=== The records ===
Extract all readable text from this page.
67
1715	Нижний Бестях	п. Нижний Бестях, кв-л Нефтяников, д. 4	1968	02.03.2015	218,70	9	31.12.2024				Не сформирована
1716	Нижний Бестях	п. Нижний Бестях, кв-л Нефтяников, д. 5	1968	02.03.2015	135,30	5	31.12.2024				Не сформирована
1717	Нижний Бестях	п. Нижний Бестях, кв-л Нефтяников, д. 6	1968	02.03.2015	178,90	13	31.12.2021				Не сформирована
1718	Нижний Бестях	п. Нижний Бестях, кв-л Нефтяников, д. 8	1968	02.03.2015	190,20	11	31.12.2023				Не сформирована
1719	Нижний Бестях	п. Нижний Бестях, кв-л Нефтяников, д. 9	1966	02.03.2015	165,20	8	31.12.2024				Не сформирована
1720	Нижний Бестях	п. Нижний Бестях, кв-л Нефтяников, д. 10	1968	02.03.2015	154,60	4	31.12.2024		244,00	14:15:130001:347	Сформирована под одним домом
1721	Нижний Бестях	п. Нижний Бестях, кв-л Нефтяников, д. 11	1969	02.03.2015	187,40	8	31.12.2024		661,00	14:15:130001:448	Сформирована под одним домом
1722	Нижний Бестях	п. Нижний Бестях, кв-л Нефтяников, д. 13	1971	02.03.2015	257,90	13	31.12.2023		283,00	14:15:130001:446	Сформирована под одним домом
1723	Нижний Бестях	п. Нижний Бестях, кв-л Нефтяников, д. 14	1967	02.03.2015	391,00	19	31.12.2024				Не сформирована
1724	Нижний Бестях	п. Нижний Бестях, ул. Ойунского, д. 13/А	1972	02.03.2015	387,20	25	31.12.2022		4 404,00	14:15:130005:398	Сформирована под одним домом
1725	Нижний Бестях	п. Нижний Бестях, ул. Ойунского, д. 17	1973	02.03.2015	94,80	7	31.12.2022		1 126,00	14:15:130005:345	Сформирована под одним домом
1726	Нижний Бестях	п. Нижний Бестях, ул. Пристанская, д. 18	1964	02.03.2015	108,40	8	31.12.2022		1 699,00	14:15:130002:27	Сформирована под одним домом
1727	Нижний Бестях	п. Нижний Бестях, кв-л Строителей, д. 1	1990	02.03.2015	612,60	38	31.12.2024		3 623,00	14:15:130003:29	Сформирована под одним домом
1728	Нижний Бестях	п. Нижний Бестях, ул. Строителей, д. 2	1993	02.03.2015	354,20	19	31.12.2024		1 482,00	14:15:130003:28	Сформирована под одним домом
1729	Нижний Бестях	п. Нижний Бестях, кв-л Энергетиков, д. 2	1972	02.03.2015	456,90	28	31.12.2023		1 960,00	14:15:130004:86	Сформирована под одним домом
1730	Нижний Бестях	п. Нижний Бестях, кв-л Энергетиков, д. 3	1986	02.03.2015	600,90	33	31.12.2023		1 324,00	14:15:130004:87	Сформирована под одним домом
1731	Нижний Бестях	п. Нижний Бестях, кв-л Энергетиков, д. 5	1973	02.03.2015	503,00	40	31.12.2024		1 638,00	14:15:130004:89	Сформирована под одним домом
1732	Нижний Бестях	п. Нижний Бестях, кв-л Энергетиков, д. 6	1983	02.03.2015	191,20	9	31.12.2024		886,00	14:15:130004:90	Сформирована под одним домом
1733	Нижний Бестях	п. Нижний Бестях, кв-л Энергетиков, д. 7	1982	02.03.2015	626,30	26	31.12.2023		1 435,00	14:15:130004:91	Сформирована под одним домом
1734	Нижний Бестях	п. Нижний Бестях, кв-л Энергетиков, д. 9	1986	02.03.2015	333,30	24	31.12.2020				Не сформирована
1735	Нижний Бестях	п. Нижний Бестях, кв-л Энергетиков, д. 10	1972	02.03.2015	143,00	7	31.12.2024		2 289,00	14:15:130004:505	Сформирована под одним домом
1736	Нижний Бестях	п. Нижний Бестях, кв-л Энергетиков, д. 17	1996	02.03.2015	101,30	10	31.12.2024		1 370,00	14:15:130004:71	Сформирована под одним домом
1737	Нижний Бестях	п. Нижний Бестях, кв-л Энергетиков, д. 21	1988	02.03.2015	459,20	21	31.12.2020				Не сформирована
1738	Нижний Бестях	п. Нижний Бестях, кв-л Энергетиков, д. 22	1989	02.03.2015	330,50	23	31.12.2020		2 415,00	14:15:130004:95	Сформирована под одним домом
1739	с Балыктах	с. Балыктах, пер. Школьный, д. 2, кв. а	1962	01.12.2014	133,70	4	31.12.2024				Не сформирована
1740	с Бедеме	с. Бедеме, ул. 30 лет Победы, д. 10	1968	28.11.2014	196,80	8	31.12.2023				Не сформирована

=== Aim of the task ===
Copy all the records above exactly, missing none.

=== Task result ===
Extract all readable text from this page.
67
1715	Нижний Бестях	п. Нижний Бестях, кв-л Нефтяников, д. 4	1968	02.03.2015	218,70	9	31.12.2024				Не сформирована
1716	Нижний Бестях	п. Нижний Бестях, кв-л Нефтяников, д. 5	1968	02.03.2015	135,30	5	31.12.2024				Не сформирована
1717	Нижний Бестях	п. Нижний Бестях, кв-л Нефтяников, д. 6	1968	02.03.2015	178,90	13	31.12.2021				Не сформирована
1718	Нижний Бестях	п. Нижний Бестях, кв-л Нефтяников, д. 8	1968	02.03.2015	190,20	11	31.12.2023				Не сформирована
1719	Нижний Бестях	п. Нижний Бестях, кв-л Нефтяников, д. 9	1966	02.03.2015	165,20	8	31.12.2024				Не сформирована
1720	Нижний Бестях	п. Нижний Бестях, кв-л Нефтяников, д. 10	1968	02.03.2015	154,60	4	31.12.2024		244,00	14:15:130001:347	Сформирована под одним домом
1721	Нижний Бестях	п. Нижний Бестях, кв-л Нефтяников, д. 11	1969	02.03.2015	187,40	8	31.12.2024		661,00	14:15:130001:448	Сформирована под одним домом
1722	Нижний Бестях	п. Нижний Бестях, кв-л Нефтяников, д. 13	1971	02.03.2015	257,90	13	31.12.2023		283,00	14:15:130001:446	Сформирована под одним домом
1723	Нижний Бестях	п. Нижний Бестях, кв-л Нефтяников, д. 14	1967	02.03.2015	391,00	19	31.12.2024				Не сформирована
1724	Нижний Бестях	п. Нижний Бестях, ул. Ойунского, д. 13/А	1972	02.03.2015	387,20	25	31.12.2022		4 404,00	14:15:130005:398	Сформирована под одним домом
1725	Нижний Бестях	п. Нижний Бестях, ул. Ойунского, д. 17	1973	02.03.2015	94,80	7	31.12.2022		1 126,00	14:15:130005:345	Сформирована под одним домом
1726	Нижний Бестях	п. Нижний Бестях, ул. Пристанская, д. 18	1964	02.03.2015	108,40	8	31.12.2022		1 699,00	14:15:130002:27	Сформирована под одним домом
1727	Нижний Бестях	п. Нижний Бестях, кв-л Строителей, д. 1	1990	02.03.2015	612,60	38	31.12.2024		3 623,00	14:15:130003:29	Сформирована под одним домом
1728	Нижний Бестях	п. Нижний Бестях, ул. Строителей, д. 2	1993	02.03.2015	354,20	19	31.12.2024		1 482,00	14:15:130003:28	Сформирована под одним домом
1729	Нижний Бестях	п. Нижний Бестях, кв-л Энергетиков, д. 2	1972	02.03.2015	456,90	28	31.12.2023		1 960,00	14:15:130004:86	Сформирована под одним домом
1730	Нижний Бестях	п. Нижний Бестях, кв-л Энергетиков, д. 3	1986	02.03.2015	600,90	33	31.12.2023		1 324,00	14:15:130004:87	Сформирована под одним домом
1731	Нижний Бестях	п. Нижний Бестях, кв-л Энергетиков, д. 5	1973	02.03.2015	503,00	40	31.12.2024		1 638,00	14:15:130004:89	Сформирована под одним домом
1732	Нижний Бестях	п. Нижний Бестях, кв-л Энергетиков, д. 6	1983	02.03.2015	191,20	9	31.12.2024		886,00	14:15:130004:90	Сформирована под одним домом
1733	Нижний Бестях	п. Нижний Бестях, кв-л Энергетиков, д. 7	1982	02.03.2015	626,30	26	31.12.2023		1 435,00	14:15:130004:91	Сформирована под одним домом
1734	Нижний Бестях	п. Нижний Бестях, кв-л Энергетиков, д. 9	1986	02.03.2015	333,30	24	31.12.2020				Не сформирована
1735	Нижний Бестях	п. Нижний Бестях, кв-л Энергетиков, д. 10	1972	02.03.2015	143,00	7	31.12.2024		2 289,00	14:15:130004:505	Сформирована под одним домом
1736	Нижний Бестях	п. Нижний Бестях, кв-л Энергетиков, д. 17	1996	02.03.2015	101,30	10	31.12.2024		1 370,00	14:15:130004:71	Сформирована под одним домом
1737	Нижний Бестях	п. Нижний Бестях, кв-л Энергетиков, д. 21	1988	02.03.2015	459,20	21	31.12.2020				Не сформирована
1738	Нижний Бестях	п. Нижний Бестях, кв-л Энергетиков, д. 22	1989	02.03.2015	330,50	23	31.12.2020		2 415,00	14:15:130004:95	Сформирована под одним домом
1739	с Балыктах	с. Балыктах, пер. Школьный, д. 2, кв. а	1962	01.12.2014	133,70	4	31.12.2024				Не сформирована
1740	с Бедеме	с. Бедеме, ул. 30 лет Победы, д. 10	1968	28.11.2014	196,80	8	31.12.2023				Не сформирована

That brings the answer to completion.